▶ [OBJECTIVE] Filter the data below for the string "smile" and copy each matching line.

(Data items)

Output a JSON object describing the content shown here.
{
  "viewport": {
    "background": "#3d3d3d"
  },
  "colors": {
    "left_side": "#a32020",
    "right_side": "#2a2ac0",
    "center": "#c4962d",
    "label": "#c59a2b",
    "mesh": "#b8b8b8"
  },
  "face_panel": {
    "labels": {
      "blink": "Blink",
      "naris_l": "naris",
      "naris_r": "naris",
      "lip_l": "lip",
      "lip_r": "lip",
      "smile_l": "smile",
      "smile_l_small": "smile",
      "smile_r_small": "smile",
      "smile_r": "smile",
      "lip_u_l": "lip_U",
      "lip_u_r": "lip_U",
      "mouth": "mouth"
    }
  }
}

▶ [FULL OUTPUT]
      "smile_l": "smile",
      "smile_l_small": "smile",
      "smile_r_small": "smile",
      "smile_r": "smile",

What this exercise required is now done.